Give the entries again, word for word.
+===+
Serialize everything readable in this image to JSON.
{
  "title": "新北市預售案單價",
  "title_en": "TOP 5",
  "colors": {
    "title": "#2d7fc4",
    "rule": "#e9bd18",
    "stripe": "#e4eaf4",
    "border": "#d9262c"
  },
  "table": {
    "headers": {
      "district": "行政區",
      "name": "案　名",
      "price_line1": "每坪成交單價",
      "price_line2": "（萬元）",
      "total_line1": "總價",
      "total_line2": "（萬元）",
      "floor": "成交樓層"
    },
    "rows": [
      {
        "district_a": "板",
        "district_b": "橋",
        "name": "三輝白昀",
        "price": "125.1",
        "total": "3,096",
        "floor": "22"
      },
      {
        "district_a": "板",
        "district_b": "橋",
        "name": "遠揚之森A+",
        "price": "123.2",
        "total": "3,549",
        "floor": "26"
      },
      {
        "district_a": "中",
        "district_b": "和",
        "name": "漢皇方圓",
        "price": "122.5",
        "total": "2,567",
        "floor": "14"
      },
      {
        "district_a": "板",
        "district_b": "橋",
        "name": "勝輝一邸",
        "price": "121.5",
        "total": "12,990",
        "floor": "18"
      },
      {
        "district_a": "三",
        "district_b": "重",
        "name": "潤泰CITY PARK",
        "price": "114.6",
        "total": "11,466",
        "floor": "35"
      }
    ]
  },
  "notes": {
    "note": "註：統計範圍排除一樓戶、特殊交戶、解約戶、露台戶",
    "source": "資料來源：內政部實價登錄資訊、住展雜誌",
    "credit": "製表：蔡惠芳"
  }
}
+===+
▸ Expected answer
Serialize everything readable in this image to JSON.
{
  "title": "新北市預售案單價",
  "title_en": "TOP 5",
  "colors": {
    "title": "#2d7fc4",
    "rule": "#e9bd18",
    "stripe": "#e4eaf4",
    "border": "#d9262c"
  },
  "table": {
    "headers": {
      "district": "行政區",
      "name": "案　名",
      "price_line1": "每坪成交單價",
      "price_line2": "（萬元）",
      "total_line1": "總價",
      "total_line2": "（萬元）",
      "floor": "成交樓層"
    },
    "rows": [
      {
        "district_a": "板",
        "district_b": "橋",
        "name": "三輝白昀",
        "price": "125.1",
        "total": "3,096",
        "floor": "22"
      },
      {
        "district_a": "板",
        "district_b": "橋",
        "name": "遠揚之森A+",
        "price": "123.2",
        "total": "3,549",
        "floor": "26"
      },
      {
        "district_a": "中",
        "district_b": "和",
        "name": "漢皇方圓",
        "price": "122.5",
        "total": "2,567",
        "floor": "14"
      },
      {
        "district_a": "板",
        "district_b": "橋",
        "name": "勝輝一邸",
        "price": "121.5",
        "total": "12,990",
        "floor": "18"
      },
      {
        "district_a": "三",
        "district_b": "重",
        "name": "潤泰CITY PARK",
        "price": "114.6",
        "total": "11,466",
        "floor": "35"
      }
    ]
  },
  "notes": {
    "note": "註：統計範圍排除一樓戶、特殊交戶、解約戶、露台戶",
    "source": "資料來源：內政部實價登錄資訊、住展雜誌",
    "credit": "製表：蔡惠芳"
  }
}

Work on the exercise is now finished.